Entries taken from a collection
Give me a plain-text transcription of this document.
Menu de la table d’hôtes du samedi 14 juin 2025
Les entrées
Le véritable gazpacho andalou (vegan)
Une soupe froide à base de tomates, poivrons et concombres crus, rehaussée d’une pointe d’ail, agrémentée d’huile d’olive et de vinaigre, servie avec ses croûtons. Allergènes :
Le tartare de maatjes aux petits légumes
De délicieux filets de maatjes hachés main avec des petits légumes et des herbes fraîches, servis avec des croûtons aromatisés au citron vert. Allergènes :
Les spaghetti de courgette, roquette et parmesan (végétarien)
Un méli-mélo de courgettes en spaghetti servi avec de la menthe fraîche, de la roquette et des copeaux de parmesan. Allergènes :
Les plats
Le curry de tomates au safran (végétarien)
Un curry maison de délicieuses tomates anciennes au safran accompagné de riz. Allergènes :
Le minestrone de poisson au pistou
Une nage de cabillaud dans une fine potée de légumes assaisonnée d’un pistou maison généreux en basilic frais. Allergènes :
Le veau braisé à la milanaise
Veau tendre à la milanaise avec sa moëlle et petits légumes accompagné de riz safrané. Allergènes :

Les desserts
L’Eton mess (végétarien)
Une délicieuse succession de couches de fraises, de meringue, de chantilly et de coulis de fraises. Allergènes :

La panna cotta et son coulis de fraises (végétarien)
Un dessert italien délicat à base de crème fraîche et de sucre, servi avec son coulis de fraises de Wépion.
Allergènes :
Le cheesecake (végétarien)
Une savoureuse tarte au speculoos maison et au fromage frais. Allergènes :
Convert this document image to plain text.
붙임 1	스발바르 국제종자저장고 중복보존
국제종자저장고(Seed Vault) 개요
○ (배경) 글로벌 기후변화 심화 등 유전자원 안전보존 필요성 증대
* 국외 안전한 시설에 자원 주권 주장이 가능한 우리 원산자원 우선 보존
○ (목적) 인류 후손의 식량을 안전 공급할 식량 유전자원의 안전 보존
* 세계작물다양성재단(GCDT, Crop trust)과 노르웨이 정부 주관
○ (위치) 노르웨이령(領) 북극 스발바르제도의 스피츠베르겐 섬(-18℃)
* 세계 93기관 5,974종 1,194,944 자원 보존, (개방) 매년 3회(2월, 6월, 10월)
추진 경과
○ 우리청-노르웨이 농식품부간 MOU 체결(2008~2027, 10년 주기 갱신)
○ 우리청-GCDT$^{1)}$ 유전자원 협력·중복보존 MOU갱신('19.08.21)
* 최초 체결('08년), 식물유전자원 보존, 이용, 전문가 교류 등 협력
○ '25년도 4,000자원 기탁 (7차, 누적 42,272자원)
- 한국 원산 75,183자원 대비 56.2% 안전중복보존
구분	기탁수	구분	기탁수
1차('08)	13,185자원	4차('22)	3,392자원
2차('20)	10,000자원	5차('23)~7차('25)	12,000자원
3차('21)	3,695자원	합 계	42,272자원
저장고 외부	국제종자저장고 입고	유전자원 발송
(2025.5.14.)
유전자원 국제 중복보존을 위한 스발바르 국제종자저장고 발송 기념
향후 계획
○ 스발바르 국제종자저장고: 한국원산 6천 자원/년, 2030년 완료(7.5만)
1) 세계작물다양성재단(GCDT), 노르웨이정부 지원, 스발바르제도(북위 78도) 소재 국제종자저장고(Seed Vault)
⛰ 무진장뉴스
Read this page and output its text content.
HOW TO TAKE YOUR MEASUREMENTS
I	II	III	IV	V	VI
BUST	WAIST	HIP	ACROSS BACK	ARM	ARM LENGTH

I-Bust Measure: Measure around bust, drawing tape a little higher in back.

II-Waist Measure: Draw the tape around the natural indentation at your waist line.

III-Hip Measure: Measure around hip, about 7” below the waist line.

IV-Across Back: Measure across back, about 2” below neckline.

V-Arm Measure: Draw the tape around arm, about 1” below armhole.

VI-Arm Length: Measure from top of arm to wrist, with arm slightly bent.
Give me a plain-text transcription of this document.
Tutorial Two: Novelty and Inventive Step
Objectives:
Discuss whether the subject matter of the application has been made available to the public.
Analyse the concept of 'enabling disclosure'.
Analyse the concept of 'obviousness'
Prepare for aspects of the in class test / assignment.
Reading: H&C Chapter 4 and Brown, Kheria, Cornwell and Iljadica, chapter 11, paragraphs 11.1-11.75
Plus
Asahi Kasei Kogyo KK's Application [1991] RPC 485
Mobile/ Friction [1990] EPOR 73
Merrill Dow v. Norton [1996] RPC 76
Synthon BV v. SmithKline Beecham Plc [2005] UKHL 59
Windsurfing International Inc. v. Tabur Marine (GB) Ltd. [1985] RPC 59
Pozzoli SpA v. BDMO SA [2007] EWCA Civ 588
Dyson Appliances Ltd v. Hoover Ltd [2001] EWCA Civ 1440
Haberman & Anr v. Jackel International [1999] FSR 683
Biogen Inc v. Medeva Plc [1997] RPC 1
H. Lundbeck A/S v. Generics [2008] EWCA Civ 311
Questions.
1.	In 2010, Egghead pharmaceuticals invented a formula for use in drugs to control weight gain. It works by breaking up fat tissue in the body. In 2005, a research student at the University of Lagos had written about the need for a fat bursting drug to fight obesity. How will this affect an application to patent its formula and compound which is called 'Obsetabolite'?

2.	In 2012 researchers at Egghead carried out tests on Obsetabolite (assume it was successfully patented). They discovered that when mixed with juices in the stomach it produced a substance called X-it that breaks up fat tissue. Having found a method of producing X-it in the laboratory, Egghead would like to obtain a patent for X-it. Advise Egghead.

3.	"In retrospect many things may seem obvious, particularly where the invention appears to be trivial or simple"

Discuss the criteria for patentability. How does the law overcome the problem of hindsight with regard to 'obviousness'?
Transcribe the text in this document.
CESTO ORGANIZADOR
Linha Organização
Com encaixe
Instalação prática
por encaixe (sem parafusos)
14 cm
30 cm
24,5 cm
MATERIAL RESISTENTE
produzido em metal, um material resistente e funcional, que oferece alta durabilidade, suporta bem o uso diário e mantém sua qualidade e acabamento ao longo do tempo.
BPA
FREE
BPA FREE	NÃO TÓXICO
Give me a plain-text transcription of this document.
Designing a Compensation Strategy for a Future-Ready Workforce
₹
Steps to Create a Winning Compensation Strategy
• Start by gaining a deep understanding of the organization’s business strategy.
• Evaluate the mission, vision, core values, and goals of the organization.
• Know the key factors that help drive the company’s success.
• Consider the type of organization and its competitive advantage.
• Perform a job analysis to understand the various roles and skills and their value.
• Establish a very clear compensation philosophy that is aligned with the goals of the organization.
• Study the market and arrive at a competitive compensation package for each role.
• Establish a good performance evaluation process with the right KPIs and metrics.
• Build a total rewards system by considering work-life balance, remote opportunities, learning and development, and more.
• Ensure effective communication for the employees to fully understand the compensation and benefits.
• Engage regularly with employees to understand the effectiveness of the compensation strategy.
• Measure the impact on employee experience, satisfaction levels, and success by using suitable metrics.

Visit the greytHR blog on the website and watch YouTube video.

> _Aim_
Each line of the listing should be echoed back exactly.

> _Solved problem_
Give me a plain-text transcription of this document.
Menu de la table d’hôtes du samedi 14 juin 2025
Les entrées
Le véritable gazpacho andalou (vegan)
Une soupe froide à base de tomates, poivrons et concombres crus, rehaussée d’une pointe d’ail, agrémentée d’huile d’olive et de vinaigre, servie avec ses croûtons. Allergènes :
Le tartare de maatjes aux petits légumes
De délicieux filets de maatjes hachés main avec des petits légumes et des herbes fraîches, servis avec des croûtons aromatisés au citron vert. Allergènes :
Les spaghetti de courgette, roquette et parmesan (végétarien)
Un méli-mélo de courgettes en spaghetti servi avec de la menthe fraîche, de la roquette et des copeaux de parmesan. Allergènes :
Les plats
Le curry de tomates au safran (végétarien)
Un curry maison de délicieuses tomates anciennes au safran accompagné de riz. Allergènes :
Le minestrone de poisson au pistou
Une nage de cabillaud dans une fine potée de légumes assaisonnée d’un pistou maison généreux en basilic frais. Allergènes :
Le veau braisé à la milanaise
Veau tendre à la milanaise avec sa moëlle et petits légumes accompagné de riz safrané. Allergènes :

Les desserts
L’Eton mess (végétarien)
Une délicieuse succession de couches de fraises, de meringue, de chantilly et de coulis de fraises. Allergènes :

La panna cotta et son coulis de fraises (végétarien)
Un dessert italien délicat à base de crème fraîche et de sucre, servi avec son coulis de fraises de Wépion.
Allergènes :
Le cheesecake (végétarien)
Une savoureuse tarte au speculoos maison et au fromage frais. Allergènes :
Convert this document image to plain text.
붙임 1	스발바르 국제종자저장고 중복보존
국제종자저장고(Seed Vault) 개요
○ (배경) 글로벌 기후변화 심화 등 유전자원 안전보존 필요성 증대
* 국외 안전한 시설에 자원 주권 주장이 가능한 우리 원산자원 우선 보존
○ (목적) 인류 후손의 식량을 안전 공급할 식량 유전자원의 안전 보존
* 세계작물다양성재단(GCDT, Crop trust)과 노르웨이 정부 주관
○ (위치) 노르웨이령(領) 북극 스발바르제도의 스피츠베르겐 섬(-18℃)
* 세계 93기관 5,974종 1,194,944 자원 보존, (개방) 매년 3회(2월, 6월, 10월)
추진 경과
○ 우리청-노르웨이 농식품부간 MOU 체결(2008~2027, 10년 주기 갱신)
○ 우리청-GCDT$^{1)}$ 유전자원 협력·중복보존 MOU갱신('19.08.21)
* 최초 체결('08년), 식물유전자원 보존, 이용, 전문가 교류 등 협력
○ '25년도 4,000자원 기탁 (7차, 누적 42,272자원)
- 한국 원산 75,183자원 대비 56.2% 안전중복보존
구분	기탁수	구분	기탁수
1차('08)	13,185자원	4차('22)	3,392자원
2차('20)	10,000자원	5차('23)~7차('25)	12,000자원
3차('21)	3,695자원	합 계	42,272자원
저장고 외부	국제종자저장고 입고	유전자원 발송
(2025.5.14.)
유전자원 국제 중복보존을 위한 스발바르 국제종자저장고 발송 기념
향후 계획
○ 스발바르 국제종자저장고: 한국원산 6천 자원/년, 2030년 완료(7.5만)
1) 세계작물다양성재단(GCDT), 노르웨이정부 지원, 스발바르제도(북위 78도) 소재 국제종자저장고(Seed Vault)
⛰ 무진장뉴스
Read this page and output its text content.
HOW TO TAKE YOUR MEASUREMENTS
I	II	III	IV	V	VI
BUST	WAIST	HIP	ACROSS BACK	ARM	ARM LENGTH

I-Bust Measure: Measure around bust, drawing tape a little higher in back.

II-Waist Measure: Draw the tape around the natural indentation at your waist line.

III-Hip Measure: Measure around hip, about 7” below the waist line.

IV-Across Back: Measure across back, about 2” below neckline.

V-Arm Measure: Draw the tape around arm, about 1” below armhole.

VI-Arm Length: Measure from top of arm to wrist, with arm slightly bent.
Give me a plain-text transcription of this document.
Tutorial Two: Novelty and Inventive Step
Objectives:
Discuss whether the subject matter of the application has been made available to the public.
Analyse the concept of 'enabling disclosure'.
Analyse the concept of 'obviousness'
Prepare for aspects of the in class test / assignment.
Reading: H&C Chapter 4 and Brown, Kheria, Cornwell and Iljadica, chapter 11, paragraphs 11.1-11.75
Plus
Asahi Kasei Kogyo KK's Application [1991] RPC 485
Mobile/ Friction [1990] EPOR 73
Merrill Dow v. Norton [1996] RPC 76
Synthon BV v. SmithKline Beecham Plc [2005] UKHL 59
Windsurfing International Inc. v. Tabur Marine (GB) Ltd. [1985] RPC 59
Pozzoli SpA v. BDMO SA [2007] EWCA Civ 588
Dyson Appliances Ltd v. Hoover Ltd [2001] EWCA Civ 1440
Haberman & Anr v. Jackel International [1999] FSR 683
Biogen Inc v. Medeva Plc [1997] RPC 1
H. Lundbeck A/S v. Generics [2008] EWCA Civ 311
Questions.
1.	In 2010, Egghead pharmaceuticals invented a formula for use in drugs to control weight gain. It works by breaking up fat tissue in the body. In 2005, a research student at the University of Lagos had written about the need for a fat bursting drug to fight obesity. How will this affect an application to patent its formula and compound which is called 'Obsetabolite'?

2.	In 2012 researchers at Egghead carried out tests on Obsetabolite (assume it was successfully patented). They discovered that when mixed with juices in the stomach it produced a substance called X-it that breaks up fat tissue. Having found a method of producing X-it in the laboratory, Egghead would like to obtain a patent for X-it. Advise Egghead.

3.	"In retrospect many things may seem obvious, particularly where the invention appears to be trivial or simple"

Discuss the criteria for patentability. How does the law overcome the problem of hindsight with regard to 'obviousness'?
Transcribe the text in this document.
CESTO ORGANIZADOR
Linha Organização
Com encaixe
Instalação prática
por encaixe (sem parafusos)
14 cm
30 cm
24,5 cm
MATERIAL RESISTENTE
produzido em metal, um material resistente e funcional, que oferece alta durabilidade, suporta bem o uso diário e mantém sua qualidade e acabamento ao longo do tempo.
BPA
FREE
BPA FREE	NÃO TÓXICO
Give me a plain-text transcription of this document.
Designing a Compensation Strategy for a Future-Ready Workforce
₹
Steps to Create a Winning Compensation Strategy
• Start by gaining a deep understanding of the organization’s business strategy.
• Evaluate the mission, vision, core values, and goals of the organization.
• Know the key factors that help drive the company’s success.
• Consider the type of organization and its competitive advantage.
• Perform a job analysis to understand the various roles and skills and their value.
• Establish a very clear compensation philosophy that is aligned with the goals of the organization.
• Study the market and arrive at a competitive compensation package for each role.
• Establish a good performance evaluation process with the right KPIs and metrics.
• Build a total rewards system by considering work-life balance, remote opportunities, learning and development, and more.
• Ensure effective communication for the employees to fully understand the compensation and benefits.
• Engage regularly with employees to understand the effectiveness of the compensation strategy.
• Measure the impact on employee experience, satisfaction levels, and success by using suitable metrics.

Visit the greytHR blog on the website and watch YouTube video.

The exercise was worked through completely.